▶ [Written request]:
Among the entries below, find the lines with "jiàng" and copy them.

─── Data for this exercise ───

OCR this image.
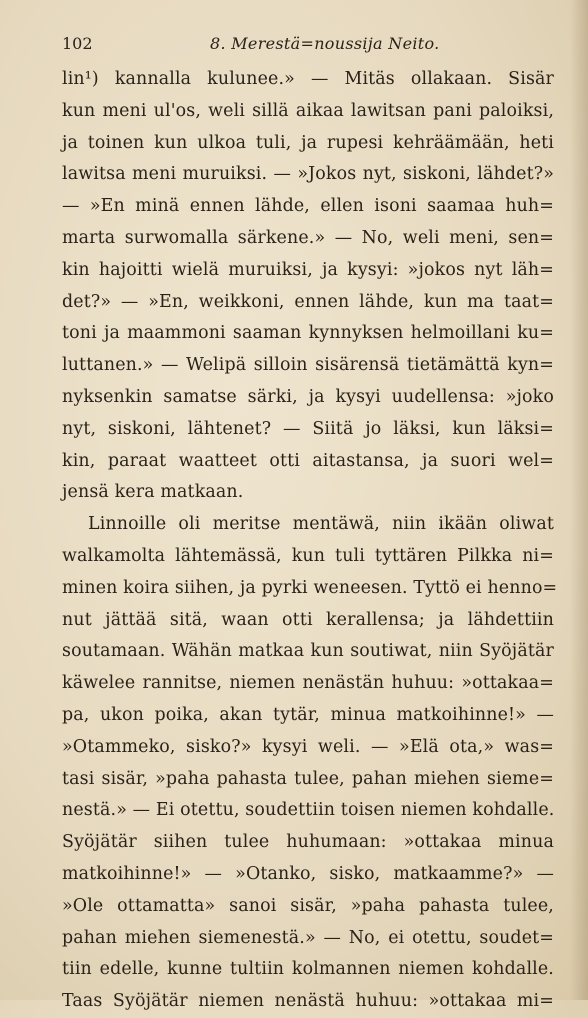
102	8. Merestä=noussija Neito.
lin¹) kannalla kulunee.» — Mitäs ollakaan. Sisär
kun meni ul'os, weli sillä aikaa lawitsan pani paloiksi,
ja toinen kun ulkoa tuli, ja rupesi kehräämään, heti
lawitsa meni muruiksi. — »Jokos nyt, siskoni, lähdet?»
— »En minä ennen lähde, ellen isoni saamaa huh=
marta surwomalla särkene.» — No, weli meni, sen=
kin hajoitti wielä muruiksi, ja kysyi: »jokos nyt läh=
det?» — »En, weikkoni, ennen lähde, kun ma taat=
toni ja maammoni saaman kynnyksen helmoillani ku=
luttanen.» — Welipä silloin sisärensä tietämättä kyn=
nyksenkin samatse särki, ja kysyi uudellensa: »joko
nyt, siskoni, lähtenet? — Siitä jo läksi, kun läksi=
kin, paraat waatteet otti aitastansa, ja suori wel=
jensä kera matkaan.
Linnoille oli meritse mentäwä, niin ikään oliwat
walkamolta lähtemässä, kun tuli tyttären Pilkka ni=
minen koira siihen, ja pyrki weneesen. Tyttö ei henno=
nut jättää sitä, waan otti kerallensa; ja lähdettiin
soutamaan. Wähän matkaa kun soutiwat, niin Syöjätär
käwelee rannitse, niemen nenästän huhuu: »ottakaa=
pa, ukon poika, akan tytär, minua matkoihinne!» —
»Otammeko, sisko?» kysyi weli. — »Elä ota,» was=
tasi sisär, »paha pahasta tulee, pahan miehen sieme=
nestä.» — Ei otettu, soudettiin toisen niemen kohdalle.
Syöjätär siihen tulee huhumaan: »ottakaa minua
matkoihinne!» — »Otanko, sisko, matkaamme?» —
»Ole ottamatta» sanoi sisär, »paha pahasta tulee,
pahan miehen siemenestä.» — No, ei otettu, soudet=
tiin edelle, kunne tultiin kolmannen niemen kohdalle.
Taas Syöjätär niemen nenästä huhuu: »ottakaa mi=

───
─── Data for this exercise ───

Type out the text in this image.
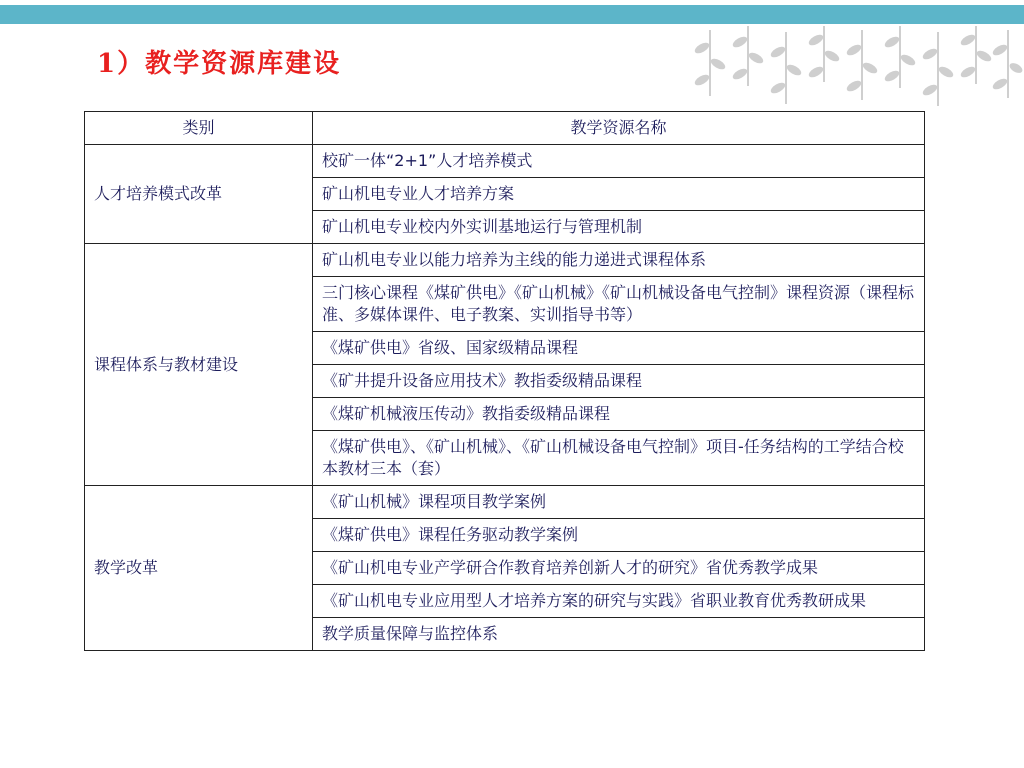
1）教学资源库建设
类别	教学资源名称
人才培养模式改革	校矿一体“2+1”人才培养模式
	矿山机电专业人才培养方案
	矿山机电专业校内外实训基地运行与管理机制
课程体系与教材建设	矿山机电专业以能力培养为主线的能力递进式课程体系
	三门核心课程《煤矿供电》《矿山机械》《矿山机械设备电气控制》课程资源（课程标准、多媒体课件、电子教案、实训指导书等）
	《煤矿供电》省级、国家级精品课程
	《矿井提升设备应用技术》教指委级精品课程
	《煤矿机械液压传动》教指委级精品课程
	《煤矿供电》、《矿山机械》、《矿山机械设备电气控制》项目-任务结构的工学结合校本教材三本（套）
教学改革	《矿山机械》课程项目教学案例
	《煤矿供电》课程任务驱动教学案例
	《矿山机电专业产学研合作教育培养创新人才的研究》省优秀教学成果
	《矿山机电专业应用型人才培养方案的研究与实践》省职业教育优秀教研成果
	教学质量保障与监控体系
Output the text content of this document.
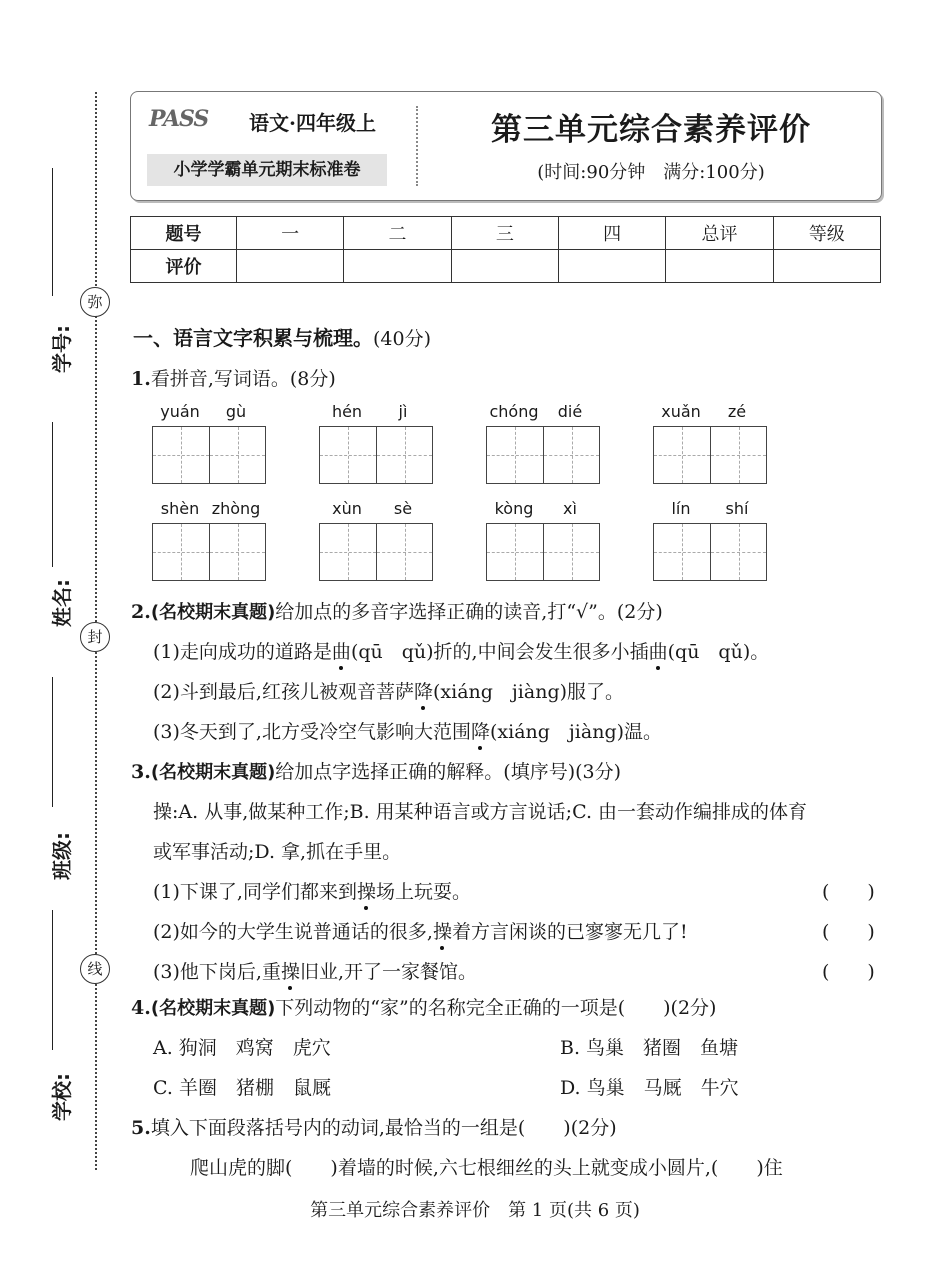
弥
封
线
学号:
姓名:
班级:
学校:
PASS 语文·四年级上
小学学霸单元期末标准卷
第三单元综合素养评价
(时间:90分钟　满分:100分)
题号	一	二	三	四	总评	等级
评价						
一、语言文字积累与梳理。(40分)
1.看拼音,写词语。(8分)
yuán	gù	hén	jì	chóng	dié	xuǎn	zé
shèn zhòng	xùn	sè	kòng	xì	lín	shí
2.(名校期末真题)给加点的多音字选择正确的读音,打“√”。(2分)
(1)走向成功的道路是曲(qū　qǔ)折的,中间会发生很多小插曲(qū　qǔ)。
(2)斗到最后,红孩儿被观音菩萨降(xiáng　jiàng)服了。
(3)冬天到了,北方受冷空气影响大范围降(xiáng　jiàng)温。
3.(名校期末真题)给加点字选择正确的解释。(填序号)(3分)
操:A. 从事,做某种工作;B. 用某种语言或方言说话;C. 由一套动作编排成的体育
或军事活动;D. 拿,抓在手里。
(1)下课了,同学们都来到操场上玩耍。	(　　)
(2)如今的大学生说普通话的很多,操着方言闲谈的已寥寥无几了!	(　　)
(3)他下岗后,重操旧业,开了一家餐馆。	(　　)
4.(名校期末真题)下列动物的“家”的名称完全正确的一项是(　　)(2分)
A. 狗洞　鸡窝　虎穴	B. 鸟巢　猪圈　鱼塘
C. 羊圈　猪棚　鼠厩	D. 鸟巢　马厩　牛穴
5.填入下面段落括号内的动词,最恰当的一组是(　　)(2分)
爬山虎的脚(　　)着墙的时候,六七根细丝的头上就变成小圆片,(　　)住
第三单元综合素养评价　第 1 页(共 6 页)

───
─── Data for this exercise ───

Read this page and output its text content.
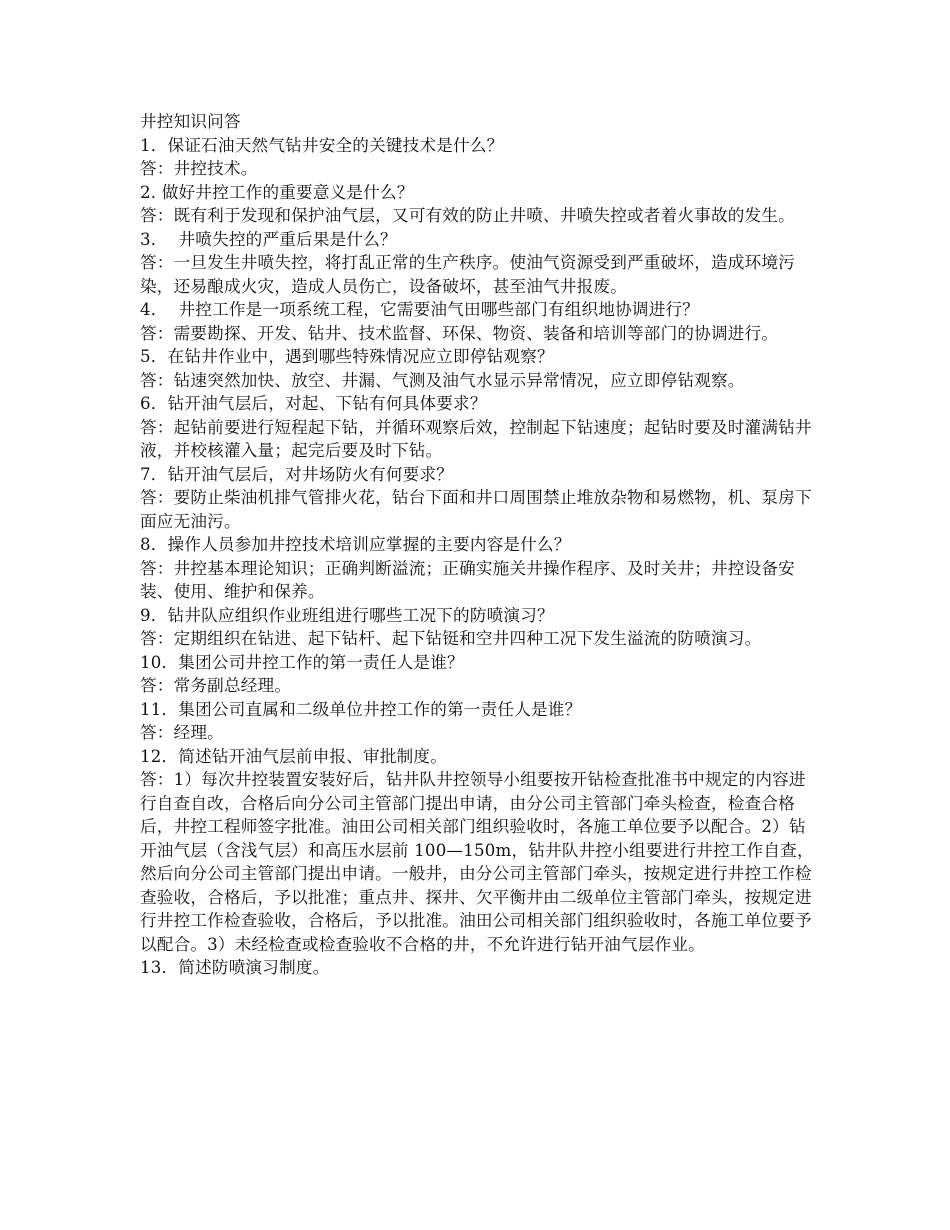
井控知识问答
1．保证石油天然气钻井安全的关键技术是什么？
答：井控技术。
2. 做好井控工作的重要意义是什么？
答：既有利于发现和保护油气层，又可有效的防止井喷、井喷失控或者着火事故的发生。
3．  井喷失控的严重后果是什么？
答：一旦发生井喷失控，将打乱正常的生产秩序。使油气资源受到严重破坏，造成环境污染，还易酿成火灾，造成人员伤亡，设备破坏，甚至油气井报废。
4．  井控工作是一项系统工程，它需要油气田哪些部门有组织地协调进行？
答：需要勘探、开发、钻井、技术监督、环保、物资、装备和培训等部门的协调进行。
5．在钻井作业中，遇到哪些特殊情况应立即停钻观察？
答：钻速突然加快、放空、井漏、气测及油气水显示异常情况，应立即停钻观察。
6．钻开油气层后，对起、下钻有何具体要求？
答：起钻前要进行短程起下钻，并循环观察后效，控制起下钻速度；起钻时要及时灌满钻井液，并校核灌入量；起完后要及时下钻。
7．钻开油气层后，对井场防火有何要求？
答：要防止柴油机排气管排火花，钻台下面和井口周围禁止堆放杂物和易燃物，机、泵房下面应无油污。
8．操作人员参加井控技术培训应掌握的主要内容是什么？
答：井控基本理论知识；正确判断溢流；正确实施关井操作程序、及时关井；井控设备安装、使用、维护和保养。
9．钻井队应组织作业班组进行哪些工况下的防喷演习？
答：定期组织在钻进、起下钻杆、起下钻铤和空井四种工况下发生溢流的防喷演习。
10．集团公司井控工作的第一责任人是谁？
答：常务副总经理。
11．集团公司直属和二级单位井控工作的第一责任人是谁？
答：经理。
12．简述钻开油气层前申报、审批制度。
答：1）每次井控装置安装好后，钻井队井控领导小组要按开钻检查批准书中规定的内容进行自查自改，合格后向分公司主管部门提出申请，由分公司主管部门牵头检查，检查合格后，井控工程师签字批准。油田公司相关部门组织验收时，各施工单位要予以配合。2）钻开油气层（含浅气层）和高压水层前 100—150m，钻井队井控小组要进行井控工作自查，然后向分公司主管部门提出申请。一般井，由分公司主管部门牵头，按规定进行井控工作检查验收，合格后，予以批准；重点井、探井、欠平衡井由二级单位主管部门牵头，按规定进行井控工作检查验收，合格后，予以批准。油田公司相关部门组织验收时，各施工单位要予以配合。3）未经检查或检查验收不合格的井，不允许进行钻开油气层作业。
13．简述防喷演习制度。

───

▶ [Correct result]:
(2)斗到最后,红孩儿被观音菩萨降(xiáng　jiàng)服了。
(3)冬天到了,北方受冷空气影响大范围降(xiáng　jiàng)温。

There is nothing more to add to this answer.